■ DATA SECTION:
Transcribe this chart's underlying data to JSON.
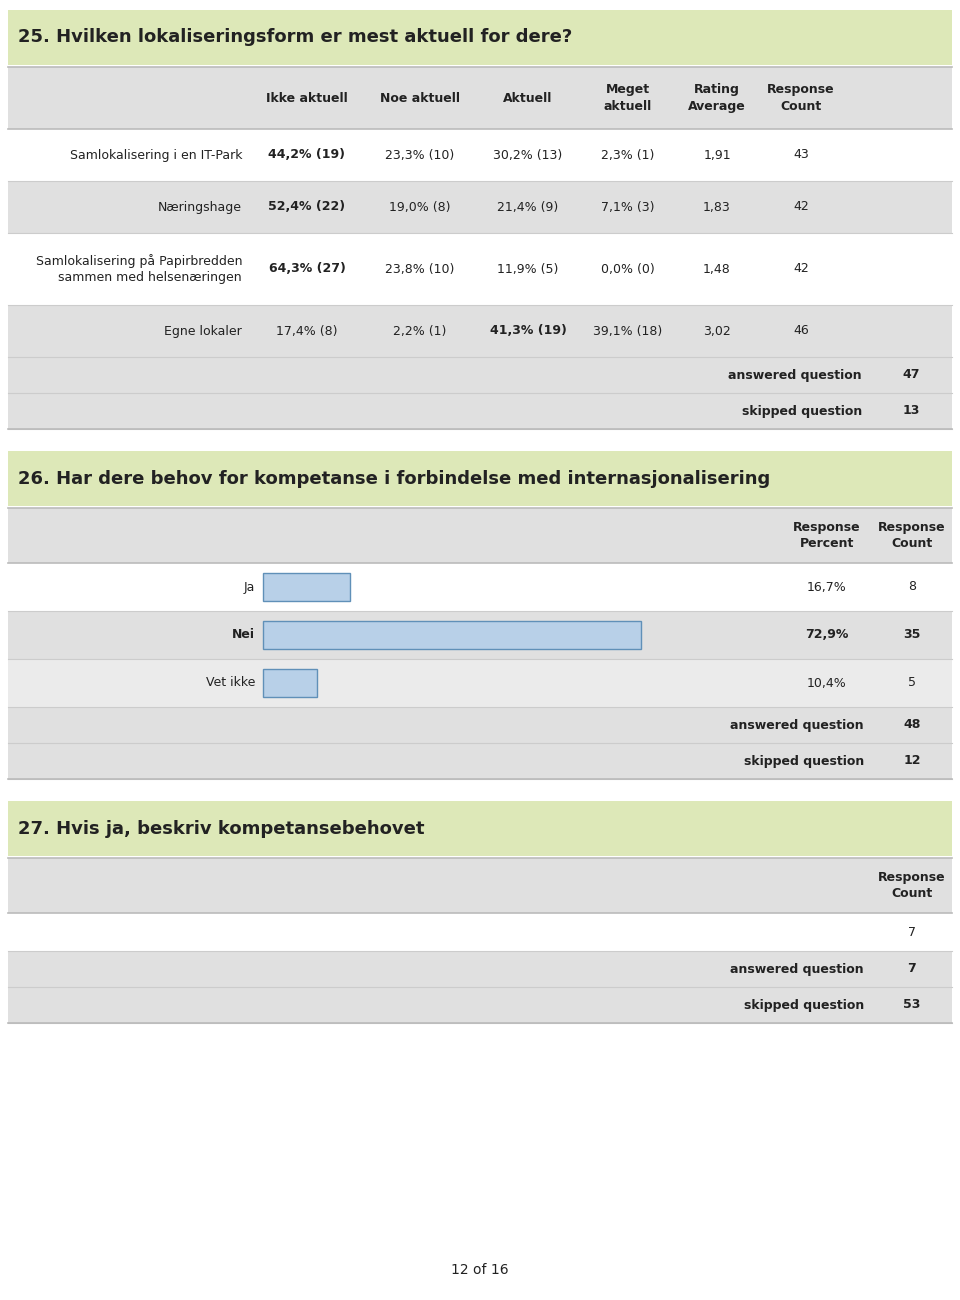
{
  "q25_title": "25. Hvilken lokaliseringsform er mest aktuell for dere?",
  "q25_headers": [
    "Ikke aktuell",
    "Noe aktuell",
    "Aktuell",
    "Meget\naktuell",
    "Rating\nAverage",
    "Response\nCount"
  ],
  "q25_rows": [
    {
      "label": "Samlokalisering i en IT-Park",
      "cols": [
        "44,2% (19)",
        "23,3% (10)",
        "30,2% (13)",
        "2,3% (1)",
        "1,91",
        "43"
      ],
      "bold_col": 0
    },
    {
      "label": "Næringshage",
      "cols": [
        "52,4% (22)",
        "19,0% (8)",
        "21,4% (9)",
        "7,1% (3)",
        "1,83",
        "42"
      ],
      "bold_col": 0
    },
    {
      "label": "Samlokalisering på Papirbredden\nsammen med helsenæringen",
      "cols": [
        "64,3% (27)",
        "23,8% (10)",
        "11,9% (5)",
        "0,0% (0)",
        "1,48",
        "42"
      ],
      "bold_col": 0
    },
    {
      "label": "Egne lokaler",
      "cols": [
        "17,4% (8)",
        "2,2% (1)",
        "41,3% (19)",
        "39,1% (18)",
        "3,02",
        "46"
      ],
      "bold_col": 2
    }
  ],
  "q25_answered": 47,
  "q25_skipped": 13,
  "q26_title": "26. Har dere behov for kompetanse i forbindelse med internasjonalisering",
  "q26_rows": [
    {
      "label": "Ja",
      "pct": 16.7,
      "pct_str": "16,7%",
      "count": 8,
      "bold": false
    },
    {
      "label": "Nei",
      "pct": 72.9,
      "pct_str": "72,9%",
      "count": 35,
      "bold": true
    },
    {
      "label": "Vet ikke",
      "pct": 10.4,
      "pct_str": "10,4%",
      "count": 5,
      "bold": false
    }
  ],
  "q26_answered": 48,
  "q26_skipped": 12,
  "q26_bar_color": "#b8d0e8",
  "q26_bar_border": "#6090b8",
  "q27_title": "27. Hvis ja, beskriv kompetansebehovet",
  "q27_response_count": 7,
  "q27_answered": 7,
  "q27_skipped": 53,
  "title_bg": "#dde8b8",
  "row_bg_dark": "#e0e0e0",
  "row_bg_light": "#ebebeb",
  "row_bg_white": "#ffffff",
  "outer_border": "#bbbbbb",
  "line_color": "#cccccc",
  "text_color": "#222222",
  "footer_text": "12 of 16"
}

==

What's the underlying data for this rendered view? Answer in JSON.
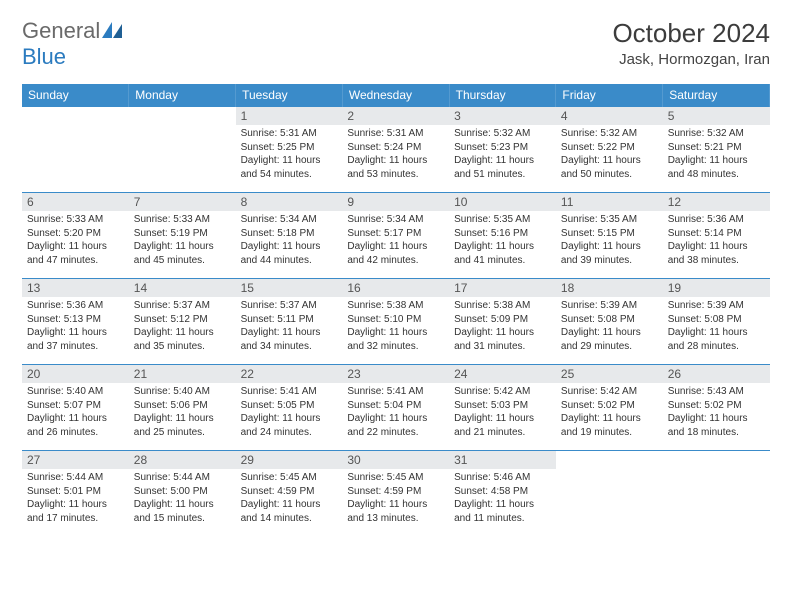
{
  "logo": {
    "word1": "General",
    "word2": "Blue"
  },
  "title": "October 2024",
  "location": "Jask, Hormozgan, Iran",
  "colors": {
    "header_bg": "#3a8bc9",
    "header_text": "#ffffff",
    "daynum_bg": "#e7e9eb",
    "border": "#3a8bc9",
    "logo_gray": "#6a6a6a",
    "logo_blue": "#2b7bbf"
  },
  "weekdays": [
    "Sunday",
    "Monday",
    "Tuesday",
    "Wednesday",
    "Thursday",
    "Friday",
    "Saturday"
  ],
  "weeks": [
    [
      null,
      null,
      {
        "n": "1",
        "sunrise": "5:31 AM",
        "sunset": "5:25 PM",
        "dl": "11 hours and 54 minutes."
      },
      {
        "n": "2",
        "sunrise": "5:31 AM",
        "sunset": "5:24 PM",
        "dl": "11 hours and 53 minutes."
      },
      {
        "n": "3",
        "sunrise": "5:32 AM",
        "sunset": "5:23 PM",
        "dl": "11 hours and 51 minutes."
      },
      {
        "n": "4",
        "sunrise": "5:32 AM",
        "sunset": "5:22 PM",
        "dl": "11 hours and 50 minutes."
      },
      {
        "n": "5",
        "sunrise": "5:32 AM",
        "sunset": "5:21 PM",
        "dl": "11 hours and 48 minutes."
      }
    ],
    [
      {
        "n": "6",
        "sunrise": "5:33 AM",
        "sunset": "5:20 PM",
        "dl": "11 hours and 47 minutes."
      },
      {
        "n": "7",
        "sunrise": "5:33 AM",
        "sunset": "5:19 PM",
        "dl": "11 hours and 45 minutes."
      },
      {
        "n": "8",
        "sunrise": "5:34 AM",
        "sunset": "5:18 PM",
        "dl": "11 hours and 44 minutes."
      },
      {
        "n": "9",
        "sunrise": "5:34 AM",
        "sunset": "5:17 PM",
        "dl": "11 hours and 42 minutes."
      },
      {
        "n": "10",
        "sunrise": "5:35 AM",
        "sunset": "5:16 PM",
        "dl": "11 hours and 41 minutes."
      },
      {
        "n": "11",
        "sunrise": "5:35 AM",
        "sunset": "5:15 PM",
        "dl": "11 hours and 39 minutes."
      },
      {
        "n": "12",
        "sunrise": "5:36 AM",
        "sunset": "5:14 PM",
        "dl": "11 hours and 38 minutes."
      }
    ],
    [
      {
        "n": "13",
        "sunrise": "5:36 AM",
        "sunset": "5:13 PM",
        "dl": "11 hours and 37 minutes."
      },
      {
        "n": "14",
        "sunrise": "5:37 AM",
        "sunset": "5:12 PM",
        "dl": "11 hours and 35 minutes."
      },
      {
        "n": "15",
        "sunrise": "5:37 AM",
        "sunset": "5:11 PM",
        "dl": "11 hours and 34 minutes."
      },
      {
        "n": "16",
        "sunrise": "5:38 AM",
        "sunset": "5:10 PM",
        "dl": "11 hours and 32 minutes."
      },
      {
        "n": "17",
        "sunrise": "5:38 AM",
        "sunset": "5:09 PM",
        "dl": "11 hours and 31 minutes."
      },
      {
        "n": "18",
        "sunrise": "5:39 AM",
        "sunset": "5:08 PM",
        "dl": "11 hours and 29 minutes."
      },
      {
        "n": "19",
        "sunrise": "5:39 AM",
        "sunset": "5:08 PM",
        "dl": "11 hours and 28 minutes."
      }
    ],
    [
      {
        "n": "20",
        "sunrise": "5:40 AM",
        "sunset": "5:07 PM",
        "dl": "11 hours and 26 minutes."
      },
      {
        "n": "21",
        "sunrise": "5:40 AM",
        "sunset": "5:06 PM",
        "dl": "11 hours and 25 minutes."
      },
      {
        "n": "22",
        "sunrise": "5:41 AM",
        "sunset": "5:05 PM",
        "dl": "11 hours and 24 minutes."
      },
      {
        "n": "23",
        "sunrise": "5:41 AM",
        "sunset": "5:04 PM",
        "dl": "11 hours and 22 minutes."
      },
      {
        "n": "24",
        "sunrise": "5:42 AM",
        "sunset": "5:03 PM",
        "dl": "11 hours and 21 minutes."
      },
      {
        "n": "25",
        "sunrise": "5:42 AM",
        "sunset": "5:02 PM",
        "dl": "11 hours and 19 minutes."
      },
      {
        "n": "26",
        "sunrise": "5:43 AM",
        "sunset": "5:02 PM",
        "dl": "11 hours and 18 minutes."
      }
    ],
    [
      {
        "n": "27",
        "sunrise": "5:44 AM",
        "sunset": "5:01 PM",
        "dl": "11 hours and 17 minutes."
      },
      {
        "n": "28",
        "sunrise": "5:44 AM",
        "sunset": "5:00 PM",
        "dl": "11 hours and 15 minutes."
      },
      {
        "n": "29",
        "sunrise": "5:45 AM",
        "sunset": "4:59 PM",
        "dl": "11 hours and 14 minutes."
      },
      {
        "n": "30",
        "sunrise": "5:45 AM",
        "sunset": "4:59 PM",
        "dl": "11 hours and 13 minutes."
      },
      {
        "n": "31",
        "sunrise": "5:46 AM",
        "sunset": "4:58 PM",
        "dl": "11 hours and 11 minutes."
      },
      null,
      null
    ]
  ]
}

■ SET TASK: From the entries, copy out each line containing the word "label".

■ FULL ANSWER:
      "label": "Samlokalisering i en IT-Park",
      "label": "Næringshage",
      "label": "Samlokalisering på Papirbredden\nsammen med helsenæringen",
      "label": "Egne lokaler",
      "label": "Ja",
      "label": "Nei",
      "label": "Vet ikke",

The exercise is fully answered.